> INSTRUCTIONS TO FOLLOW:
Pick out the lines below with "číslo" and list them.
## begin DATA TO USE
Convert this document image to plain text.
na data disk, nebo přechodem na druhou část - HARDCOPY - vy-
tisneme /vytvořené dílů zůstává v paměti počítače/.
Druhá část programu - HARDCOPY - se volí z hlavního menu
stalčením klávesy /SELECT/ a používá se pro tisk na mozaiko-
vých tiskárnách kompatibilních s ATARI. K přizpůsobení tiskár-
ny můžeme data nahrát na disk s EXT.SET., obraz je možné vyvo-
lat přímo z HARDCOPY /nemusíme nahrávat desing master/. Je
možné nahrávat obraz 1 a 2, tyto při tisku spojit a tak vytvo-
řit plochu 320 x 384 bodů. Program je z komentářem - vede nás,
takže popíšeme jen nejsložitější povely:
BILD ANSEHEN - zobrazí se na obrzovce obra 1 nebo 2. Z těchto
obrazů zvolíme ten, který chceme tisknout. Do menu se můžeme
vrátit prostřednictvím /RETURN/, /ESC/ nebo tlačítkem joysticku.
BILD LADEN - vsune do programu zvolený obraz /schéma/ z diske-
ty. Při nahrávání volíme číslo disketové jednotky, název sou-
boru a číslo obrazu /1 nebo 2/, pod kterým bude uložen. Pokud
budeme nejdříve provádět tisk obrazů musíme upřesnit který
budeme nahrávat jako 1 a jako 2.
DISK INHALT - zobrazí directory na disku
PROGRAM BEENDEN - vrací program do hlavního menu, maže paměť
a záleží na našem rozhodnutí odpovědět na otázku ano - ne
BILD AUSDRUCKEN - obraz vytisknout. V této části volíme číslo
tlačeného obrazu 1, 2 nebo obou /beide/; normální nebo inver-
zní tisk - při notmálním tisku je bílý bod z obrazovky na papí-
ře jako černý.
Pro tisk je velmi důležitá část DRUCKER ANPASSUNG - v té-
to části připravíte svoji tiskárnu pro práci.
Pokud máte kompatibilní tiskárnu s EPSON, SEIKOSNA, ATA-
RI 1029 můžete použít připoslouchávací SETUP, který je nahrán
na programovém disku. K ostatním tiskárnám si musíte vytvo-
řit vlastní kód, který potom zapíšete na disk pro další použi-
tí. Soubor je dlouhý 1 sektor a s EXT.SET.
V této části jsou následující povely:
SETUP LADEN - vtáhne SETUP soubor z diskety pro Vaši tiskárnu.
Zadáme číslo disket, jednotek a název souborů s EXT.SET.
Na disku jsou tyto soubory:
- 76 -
## end DATA TO USE
> WRITTEN ANSWER:
ty. Při nahrávání volíme číslo disketové jednotky, název sou-
boru a číslo obrazu /1 nebo 2/, pod kterým bude uložen. Pokud
BILD AUSDRUCKEN - obraz vytisknout. V této části volíme číslo
Zadáme číslo disket, jednotek a název souborů s EXT.SET.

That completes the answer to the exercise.